Task statement
Copy the lines below exactly, from the start of the lines through the line containing "- list-item: 11: [937, 516, 955, 536]", including both ends.

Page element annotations
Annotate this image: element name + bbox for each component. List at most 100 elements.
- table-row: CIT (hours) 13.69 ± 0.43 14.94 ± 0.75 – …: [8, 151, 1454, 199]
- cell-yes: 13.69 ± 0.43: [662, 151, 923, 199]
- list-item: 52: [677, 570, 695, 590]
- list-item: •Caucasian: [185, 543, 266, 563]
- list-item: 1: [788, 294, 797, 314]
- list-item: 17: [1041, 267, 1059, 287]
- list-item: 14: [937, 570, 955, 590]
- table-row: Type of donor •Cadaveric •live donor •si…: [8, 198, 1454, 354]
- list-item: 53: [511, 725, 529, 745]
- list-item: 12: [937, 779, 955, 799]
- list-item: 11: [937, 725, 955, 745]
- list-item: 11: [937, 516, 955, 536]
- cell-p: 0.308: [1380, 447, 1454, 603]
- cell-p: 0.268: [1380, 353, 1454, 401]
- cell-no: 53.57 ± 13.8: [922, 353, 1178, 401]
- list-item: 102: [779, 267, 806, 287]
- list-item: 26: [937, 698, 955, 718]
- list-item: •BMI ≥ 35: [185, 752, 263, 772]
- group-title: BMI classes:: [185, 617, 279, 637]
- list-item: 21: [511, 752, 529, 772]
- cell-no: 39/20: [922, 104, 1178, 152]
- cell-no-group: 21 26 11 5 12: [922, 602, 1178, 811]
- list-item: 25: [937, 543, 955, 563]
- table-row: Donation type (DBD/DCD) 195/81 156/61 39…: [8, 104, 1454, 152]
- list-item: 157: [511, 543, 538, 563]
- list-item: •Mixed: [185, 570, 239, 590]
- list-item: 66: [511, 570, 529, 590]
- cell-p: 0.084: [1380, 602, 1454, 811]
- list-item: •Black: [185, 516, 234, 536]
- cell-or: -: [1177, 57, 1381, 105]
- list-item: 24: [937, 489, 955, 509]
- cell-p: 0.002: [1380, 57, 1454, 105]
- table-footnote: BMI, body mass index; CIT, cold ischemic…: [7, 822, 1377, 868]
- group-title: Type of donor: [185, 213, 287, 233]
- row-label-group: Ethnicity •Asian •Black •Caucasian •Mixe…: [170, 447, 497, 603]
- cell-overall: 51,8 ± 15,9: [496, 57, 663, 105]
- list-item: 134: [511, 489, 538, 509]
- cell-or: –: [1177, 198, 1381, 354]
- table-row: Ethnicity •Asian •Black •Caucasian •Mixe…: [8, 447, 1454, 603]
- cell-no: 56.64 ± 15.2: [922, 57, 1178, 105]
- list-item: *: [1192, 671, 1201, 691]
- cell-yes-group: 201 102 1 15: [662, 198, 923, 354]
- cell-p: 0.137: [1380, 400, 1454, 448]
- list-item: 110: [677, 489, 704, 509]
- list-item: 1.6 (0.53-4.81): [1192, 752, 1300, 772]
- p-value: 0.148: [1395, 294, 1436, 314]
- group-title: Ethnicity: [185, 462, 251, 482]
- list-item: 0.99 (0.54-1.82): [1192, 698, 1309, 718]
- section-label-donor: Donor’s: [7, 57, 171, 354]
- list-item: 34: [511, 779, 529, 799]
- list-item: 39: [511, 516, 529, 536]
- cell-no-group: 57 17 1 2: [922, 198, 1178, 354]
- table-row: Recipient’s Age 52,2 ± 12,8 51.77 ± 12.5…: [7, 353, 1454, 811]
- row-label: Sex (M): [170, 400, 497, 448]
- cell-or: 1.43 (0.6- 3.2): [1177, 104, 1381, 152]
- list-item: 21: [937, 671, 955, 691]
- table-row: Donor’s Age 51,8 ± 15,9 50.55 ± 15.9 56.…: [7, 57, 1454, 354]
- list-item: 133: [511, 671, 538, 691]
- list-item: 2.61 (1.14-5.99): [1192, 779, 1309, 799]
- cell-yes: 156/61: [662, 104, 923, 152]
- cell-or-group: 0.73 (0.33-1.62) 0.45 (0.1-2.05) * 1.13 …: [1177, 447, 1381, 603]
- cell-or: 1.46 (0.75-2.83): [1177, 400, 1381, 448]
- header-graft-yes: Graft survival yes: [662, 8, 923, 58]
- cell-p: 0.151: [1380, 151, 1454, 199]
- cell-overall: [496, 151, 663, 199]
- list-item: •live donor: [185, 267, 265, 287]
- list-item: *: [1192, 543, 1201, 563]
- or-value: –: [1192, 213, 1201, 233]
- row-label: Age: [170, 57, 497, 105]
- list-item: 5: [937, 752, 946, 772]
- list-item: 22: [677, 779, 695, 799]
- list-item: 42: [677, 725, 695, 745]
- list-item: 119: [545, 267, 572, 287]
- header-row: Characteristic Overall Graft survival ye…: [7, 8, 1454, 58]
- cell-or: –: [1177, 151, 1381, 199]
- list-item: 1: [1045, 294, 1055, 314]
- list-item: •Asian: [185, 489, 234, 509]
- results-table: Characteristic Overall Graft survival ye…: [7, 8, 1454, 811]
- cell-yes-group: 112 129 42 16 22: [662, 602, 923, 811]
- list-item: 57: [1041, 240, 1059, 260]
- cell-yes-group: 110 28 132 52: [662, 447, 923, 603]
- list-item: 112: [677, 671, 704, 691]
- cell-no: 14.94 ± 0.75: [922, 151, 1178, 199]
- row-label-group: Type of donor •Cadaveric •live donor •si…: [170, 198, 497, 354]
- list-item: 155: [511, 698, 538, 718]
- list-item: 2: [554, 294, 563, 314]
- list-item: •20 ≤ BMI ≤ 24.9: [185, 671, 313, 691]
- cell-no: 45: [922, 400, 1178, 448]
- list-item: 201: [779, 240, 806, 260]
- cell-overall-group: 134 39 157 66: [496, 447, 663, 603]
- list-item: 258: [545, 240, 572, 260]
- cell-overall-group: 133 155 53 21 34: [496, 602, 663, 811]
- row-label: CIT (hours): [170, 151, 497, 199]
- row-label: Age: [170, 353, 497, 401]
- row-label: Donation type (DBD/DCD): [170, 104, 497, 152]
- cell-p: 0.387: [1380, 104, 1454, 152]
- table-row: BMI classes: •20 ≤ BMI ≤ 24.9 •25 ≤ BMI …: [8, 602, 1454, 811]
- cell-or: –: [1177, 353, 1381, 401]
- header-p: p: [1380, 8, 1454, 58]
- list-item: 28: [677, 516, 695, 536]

Solution for this exercise
Annotate this image: element name + bbox for each component. List at most 100 elements.
- table-row: CIT (hours) 13.69 ± 0.43 14.94 ± 0.75 – …: [8, 151, 1454, 199]
- cell-yes: 13.69 ± 0.43: [662, 151, 923, 199]
- list-item: 52: [677, 570, 695, 590]
- list-item: •Caucasian: [185, 543, 266, 563]
- list-item: 1: [788, 294, 797, 314]
- list-item: 17: [1041, 267, 1059, 287]
- list-item: 14: [937, 570, 955, 590]
- table-row: Type of donor •Cadaveric •live donor •si…: [8, 198, 1454, 354]
- list-item: 53: [511, 725, 529, 745]
- list-item: 12: [937, 779, 955, 799]
- list-item: 11: [937, 725, 955, 745]
- list-item: 11: [937, 516, 955, 536]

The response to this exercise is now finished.